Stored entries
━━━━━━

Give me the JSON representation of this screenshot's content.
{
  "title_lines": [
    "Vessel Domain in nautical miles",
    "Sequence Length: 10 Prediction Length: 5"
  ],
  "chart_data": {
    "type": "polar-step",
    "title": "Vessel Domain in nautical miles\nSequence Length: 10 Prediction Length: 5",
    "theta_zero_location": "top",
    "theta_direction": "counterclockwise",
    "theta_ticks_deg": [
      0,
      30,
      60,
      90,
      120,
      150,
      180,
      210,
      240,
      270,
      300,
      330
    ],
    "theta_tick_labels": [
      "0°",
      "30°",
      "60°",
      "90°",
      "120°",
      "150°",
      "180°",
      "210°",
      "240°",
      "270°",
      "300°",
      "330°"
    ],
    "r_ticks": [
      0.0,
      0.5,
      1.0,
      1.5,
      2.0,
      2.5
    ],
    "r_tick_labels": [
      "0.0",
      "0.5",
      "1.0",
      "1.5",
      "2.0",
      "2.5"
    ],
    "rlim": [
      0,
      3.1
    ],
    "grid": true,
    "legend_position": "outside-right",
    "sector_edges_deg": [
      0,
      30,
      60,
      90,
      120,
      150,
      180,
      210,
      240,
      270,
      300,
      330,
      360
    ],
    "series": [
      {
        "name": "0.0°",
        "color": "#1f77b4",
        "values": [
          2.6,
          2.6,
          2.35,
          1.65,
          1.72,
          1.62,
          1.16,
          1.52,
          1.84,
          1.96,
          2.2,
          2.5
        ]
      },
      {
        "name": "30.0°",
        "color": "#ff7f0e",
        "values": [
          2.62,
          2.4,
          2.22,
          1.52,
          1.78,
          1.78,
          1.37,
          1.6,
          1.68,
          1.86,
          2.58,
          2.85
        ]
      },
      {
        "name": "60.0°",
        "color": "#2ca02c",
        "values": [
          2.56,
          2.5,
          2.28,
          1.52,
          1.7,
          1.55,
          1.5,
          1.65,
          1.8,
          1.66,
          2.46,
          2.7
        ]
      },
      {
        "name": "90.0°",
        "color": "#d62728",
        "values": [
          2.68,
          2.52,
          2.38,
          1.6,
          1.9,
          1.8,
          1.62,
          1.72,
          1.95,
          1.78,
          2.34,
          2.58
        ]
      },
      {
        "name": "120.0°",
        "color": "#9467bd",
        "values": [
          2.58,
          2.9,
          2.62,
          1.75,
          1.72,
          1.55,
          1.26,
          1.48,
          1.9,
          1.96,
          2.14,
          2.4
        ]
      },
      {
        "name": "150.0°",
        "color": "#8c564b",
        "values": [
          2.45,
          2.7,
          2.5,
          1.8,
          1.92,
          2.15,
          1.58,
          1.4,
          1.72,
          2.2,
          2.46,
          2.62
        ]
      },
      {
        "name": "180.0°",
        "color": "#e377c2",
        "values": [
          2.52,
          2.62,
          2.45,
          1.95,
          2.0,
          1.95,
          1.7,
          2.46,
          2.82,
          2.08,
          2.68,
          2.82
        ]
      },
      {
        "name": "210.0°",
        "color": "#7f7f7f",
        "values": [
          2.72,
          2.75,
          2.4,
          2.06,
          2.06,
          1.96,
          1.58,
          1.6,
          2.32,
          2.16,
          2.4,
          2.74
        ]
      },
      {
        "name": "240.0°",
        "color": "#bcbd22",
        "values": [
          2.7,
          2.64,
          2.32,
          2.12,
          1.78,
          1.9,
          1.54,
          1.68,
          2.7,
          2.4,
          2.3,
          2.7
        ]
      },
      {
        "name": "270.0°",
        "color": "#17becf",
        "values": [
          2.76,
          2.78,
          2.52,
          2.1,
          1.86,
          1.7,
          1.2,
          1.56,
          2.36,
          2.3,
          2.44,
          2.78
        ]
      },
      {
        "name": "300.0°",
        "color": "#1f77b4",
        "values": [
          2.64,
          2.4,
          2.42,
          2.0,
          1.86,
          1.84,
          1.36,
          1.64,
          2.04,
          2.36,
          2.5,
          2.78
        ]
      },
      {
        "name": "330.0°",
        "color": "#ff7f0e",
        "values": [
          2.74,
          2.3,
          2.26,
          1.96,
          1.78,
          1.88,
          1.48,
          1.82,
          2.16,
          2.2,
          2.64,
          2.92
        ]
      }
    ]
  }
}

━━━━━━

Copy out every line of the data that includes the word "Length".

▶ [Exercise output]:
    "Sequence Length: 10 Prediction Length: 5"
    "title": "Vessel Domain in nautical miles\nSequence Length: 10 Prediction Length: 5",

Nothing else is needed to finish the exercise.